>>
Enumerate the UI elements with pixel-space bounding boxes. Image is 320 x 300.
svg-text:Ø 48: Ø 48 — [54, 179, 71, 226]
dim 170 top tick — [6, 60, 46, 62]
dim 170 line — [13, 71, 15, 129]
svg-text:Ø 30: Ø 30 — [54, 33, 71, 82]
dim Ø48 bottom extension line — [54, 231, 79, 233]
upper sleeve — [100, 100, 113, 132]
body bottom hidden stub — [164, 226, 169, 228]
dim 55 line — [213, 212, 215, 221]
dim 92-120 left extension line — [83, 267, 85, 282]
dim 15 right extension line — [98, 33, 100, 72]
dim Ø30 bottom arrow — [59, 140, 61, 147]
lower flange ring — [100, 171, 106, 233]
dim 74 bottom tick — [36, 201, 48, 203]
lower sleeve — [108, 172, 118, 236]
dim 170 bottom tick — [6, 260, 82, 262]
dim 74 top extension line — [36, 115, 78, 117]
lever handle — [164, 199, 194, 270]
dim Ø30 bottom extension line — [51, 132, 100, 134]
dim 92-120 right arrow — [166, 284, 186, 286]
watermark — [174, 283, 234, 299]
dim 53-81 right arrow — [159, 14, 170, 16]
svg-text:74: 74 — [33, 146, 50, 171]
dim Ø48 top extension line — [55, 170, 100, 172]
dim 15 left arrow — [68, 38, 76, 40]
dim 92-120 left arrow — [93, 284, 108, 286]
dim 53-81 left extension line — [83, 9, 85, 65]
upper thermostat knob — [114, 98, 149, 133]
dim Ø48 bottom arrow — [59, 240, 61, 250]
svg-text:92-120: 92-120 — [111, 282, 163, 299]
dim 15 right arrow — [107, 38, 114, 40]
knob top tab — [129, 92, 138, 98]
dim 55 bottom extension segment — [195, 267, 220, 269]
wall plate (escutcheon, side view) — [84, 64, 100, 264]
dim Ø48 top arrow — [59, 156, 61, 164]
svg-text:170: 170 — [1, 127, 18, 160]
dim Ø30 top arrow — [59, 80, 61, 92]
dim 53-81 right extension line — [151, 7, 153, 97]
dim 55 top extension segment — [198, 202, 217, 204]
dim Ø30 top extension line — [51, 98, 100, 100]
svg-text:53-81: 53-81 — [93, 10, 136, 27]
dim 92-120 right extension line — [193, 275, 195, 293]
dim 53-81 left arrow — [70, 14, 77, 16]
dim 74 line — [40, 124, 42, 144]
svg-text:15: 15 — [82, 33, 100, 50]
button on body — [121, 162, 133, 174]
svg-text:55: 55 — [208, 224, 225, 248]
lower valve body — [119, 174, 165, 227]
<<
>>
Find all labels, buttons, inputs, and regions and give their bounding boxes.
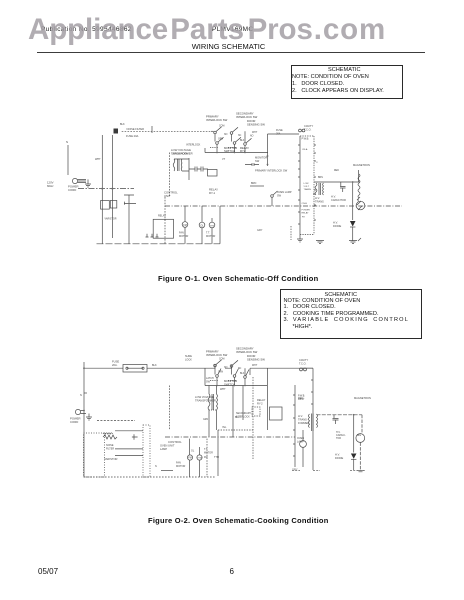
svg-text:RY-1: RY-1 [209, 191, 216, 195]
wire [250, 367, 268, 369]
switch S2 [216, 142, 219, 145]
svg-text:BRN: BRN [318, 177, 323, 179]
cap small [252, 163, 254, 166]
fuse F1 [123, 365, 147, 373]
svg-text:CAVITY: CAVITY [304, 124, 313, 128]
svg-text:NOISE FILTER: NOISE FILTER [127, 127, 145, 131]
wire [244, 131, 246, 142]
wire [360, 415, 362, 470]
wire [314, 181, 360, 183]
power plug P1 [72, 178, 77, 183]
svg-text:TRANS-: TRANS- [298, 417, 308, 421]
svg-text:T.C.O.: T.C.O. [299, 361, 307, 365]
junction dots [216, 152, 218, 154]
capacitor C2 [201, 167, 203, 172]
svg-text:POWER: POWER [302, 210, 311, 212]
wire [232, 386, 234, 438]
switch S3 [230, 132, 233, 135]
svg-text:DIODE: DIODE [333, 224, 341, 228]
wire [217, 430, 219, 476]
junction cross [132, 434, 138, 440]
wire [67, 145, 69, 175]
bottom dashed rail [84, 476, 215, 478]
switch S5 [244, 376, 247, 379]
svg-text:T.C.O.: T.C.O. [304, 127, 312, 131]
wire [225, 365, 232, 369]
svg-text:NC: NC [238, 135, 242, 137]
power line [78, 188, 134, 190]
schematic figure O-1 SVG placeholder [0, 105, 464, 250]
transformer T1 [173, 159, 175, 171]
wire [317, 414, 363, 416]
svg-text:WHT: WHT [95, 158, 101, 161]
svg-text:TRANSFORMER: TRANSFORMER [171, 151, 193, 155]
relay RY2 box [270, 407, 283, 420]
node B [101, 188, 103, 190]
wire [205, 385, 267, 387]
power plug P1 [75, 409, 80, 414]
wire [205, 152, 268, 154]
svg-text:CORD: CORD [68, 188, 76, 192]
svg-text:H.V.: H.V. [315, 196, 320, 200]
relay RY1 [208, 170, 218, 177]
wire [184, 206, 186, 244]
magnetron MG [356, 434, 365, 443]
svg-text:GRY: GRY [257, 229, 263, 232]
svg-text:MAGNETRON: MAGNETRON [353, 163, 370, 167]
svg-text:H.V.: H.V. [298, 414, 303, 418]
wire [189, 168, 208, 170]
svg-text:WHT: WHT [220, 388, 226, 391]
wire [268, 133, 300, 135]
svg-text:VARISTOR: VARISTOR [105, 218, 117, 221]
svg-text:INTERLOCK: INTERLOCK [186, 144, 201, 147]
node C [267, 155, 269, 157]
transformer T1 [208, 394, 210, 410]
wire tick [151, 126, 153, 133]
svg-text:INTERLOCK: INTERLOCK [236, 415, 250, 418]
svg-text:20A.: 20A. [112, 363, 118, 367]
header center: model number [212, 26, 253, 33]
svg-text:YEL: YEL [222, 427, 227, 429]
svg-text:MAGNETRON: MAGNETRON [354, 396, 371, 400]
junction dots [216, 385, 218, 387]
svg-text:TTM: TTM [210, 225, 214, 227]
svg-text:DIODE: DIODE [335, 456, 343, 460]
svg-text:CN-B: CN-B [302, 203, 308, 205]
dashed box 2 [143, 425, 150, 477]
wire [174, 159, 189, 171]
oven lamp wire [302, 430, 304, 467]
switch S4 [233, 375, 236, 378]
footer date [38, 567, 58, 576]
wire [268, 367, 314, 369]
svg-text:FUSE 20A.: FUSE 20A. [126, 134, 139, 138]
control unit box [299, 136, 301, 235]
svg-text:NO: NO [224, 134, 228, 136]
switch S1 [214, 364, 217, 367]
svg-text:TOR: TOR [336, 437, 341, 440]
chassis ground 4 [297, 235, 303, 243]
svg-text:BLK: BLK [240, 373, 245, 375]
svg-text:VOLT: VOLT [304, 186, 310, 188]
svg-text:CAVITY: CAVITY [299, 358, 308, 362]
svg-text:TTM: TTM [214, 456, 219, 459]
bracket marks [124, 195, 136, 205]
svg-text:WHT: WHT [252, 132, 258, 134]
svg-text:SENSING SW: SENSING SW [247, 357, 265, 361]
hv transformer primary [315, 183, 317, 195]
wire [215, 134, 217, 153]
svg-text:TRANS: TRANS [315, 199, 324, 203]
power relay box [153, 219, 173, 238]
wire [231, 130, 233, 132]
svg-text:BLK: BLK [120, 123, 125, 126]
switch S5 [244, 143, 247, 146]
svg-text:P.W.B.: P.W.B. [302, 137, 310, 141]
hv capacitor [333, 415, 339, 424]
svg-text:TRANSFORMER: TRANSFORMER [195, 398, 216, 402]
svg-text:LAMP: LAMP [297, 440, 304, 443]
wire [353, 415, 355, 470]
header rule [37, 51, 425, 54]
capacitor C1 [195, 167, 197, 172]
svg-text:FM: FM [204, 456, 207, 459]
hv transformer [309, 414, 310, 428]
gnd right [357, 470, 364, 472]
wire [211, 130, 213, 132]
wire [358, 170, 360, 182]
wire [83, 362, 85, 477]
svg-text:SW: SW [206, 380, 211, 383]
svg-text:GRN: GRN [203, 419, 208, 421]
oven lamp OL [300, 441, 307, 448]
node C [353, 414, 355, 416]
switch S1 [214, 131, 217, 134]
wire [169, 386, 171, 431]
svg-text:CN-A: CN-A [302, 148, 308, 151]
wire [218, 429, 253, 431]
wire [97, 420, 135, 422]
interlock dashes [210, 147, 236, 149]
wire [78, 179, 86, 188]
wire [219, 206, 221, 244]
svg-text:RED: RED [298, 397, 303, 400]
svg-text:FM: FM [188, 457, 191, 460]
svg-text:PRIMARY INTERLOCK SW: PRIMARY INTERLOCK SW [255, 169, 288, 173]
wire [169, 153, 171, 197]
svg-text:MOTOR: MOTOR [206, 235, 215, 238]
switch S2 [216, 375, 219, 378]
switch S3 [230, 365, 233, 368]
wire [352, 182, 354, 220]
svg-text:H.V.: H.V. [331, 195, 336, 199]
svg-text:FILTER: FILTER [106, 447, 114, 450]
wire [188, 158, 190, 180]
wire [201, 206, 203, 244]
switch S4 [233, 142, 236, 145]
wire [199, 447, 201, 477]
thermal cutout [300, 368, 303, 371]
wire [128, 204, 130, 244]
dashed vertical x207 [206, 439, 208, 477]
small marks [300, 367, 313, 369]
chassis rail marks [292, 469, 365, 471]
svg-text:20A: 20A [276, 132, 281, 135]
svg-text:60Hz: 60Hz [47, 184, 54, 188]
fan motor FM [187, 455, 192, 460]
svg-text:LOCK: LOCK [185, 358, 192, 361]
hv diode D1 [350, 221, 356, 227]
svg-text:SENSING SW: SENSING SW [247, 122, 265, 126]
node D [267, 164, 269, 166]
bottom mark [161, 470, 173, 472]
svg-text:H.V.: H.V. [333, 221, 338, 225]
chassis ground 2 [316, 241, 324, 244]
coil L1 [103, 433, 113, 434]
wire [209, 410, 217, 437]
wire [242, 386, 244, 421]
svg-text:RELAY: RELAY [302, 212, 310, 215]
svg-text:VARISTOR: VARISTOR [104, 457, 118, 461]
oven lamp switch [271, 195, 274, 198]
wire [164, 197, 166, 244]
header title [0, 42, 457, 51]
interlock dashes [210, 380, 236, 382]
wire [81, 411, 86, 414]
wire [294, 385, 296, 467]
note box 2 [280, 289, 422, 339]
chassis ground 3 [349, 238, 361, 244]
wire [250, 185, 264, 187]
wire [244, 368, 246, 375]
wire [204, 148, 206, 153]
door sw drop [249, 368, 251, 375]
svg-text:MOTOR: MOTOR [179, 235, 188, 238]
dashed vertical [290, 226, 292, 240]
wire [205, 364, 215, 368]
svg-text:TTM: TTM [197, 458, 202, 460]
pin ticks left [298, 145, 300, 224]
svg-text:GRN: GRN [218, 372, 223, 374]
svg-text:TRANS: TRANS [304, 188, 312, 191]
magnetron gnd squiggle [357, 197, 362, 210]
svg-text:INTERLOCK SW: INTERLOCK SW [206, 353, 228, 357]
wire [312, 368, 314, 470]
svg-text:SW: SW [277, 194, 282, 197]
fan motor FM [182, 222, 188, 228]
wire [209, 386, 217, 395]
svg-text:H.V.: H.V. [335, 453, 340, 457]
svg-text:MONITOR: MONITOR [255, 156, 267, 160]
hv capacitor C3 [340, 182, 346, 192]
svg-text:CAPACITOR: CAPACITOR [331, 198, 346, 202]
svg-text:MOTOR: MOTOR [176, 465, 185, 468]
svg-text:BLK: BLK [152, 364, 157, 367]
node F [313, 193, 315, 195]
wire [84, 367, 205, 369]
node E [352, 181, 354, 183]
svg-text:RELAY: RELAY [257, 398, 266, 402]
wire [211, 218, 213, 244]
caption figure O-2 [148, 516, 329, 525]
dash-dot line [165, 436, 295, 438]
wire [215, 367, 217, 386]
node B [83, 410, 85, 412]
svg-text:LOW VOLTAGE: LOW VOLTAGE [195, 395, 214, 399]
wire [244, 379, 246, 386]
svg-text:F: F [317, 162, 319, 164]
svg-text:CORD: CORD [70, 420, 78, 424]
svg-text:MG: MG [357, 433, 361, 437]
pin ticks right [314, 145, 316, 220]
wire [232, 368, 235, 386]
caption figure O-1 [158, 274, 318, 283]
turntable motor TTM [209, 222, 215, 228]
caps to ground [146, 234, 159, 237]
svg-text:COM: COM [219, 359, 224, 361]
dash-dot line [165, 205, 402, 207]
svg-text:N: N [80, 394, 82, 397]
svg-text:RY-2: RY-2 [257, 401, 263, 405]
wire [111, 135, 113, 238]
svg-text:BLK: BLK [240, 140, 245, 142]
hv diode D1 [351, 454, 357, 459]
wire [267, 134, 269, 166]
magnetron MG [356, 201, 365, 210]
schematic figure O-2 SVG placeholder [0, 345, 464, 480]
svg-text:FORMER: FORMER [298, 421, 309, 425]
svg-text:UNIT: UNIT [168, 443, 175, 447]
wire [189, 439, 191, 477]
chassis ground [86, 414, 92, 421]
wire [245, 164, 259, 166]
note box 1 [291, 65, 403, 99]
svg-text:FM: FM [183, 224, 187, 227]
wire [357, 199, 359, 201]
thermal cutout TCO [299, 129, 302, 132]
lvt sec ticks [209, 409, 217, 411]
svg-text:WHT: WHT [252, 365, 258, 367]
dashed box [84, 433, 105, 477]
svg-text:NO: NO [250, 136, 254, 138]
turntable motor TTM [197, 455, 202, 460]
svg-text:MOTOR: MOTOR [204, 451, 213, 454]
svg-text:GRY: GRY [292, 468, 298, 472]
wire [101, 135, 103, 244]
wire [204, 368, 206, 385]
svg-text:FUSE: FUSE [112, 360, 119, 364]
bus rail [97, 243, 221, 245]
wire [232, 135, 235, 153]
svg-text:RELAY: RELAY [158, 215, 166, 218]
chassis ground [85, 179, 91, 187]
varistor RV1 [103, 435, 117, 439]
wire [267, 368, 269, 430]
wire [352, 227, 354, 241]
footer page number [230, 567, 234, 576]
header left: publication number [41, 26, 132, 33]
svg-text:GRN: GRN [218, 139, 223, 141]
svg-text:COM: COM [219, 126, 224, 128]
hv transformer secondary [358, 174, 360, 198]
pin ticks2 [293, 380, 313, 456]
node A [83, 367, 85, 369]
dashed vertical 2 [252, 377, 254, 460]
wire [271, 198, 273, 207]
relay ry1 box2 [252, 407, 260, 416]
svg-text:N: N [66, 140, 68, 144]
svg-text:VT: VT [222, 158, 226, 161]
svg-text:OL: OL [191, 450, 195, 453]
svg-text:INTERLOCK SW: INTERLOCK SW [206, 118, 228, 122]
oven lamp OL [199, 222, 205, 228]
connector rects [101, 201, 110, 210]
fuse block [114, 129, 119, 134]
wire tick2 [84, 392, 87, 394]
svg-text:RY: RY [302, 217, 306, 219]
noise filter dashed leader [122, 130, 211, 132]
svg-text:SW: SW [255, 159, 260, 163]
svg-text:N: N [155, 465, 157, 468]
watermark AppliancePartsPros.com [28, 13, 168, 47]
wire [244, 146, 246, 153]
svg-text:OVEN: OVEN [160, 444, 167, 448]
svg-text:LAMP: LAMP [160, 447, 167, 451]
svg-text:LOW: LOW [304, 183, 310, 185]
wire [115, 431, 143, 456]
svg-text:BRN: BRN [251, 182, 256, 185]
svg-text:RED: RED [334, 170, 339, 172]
<<
### DIRECTIONS FOR THIS TASK
Can you format the entries from the line containing "Enumerate the UI" through the line containing "svg-text:15: 15 — [82, 33, 100, 50]" as a JSON list of strings, one string per line, leaving out any blank lines?

### SOLUTION FOR THIS EXERCISE
[
  "Enumerate the UI elements with pixel-space bounding boxes. Image is 320 x 300.",
  "svg-text:Ø 48: Ø 48 — [54, 179, 71, 226]",
  "dim 170 top tick — [6, 60, 46, 62]",
  "dim 170 line — [13, 71, 15, 129]",
  "svg-text:Ø 30: Ø 30 — [54, 33, 71, 82]",
  "dim Ø48 bottom extension line — [54, 231, 79, 233]",
  "upper sleeve — [100, 100, 113, 132]",
  "body bottom hidden stub — [164, 226, 169, 228]",
  "dim 55 line — [213, 212, 215, 221]",
  "dim 92-120 left extension line — [83, 267, 85, 282]",
  "dim 15 right extension line — [98, 33, 100, 72]",
  "dim Ø30 bottom arrow — [59, 140, 61, 147]",
  "lower flange ring — [100, 171, 106, 233]",
  "dim 74 bottom tick — [36, 201, 48, 203]",
  "lower sleeve — [108, 172, 118, 236]",
  "dim 170 bottom tick — [6, 260, 82, 262]",
  "dim 74 top extension line — [36, 115, 78, 117]",
  "lever handle — [164, 199, 194, 270]",
  "dim Ø30 bottom extension line — [51, 132, 100, 134]",
  "dim 92-120 right arrow — [166, 284, 186, 286]",
  "watermark — [174, 283, 234, 299]",
  "dim 53-81 right arrow — [159, 14, 170, 16]",
  "svg-text:74: 74 — [33, 146, 50, 171]",
  "dim Ø48 top extension line — [55, 170, 100, 172]",
  "dim 15 left arrow — [68, 38, 76, 40]",
  "dim 92-120 left arrow — [93, 284, 108, 286]",
  "dim 53-81 left extension line — [83, 9, 85, 65]",
  "upper thermostat knob — [114, 98, 149, 133]",
  "dim Ø48 bottom arrow — [59, 240, 61, 250]",
  "svg-text:92-120: 92-120 — [111, 282, 163, 299]",
  "dim 15 right arrow — [107, 38, 114, 40]",
  "knob top tab — [129, 92, 138, 98]",
  "dim 55 bottom extension segment — [195, 267, 220, 269]",
  "wall plate (escutcheon, side view) — [84, 64, 100, 264]",
  "dim Ø48 top arrow — [59, 156, 61, 164]",
  "svg-text:170: 170 — [1, 127, 18, 160]",
  "dim Ø30 top arrow — [59, 80, 61, 92]",
  "dim 53-81 right extension line — [151, 7, 153, 97]",
  "dim 55 top extension segment — [198, 202, 217, 204]",
  "dim Ø30 top extension line — [51, 98, 100, 100]",
  "svg-text:53-81: 53-81 — [93, 10, 136, 27]",
  "dim 92-120 right extension line — [193, 275, 195, 293]",
  "dim 53-81 left arrow — [70, 14, 77, 16]",
  "dim 74 line — [40, 124, 42, 144]",
  "svg-text:15: 15 — [82, 33, 100, 50]"
]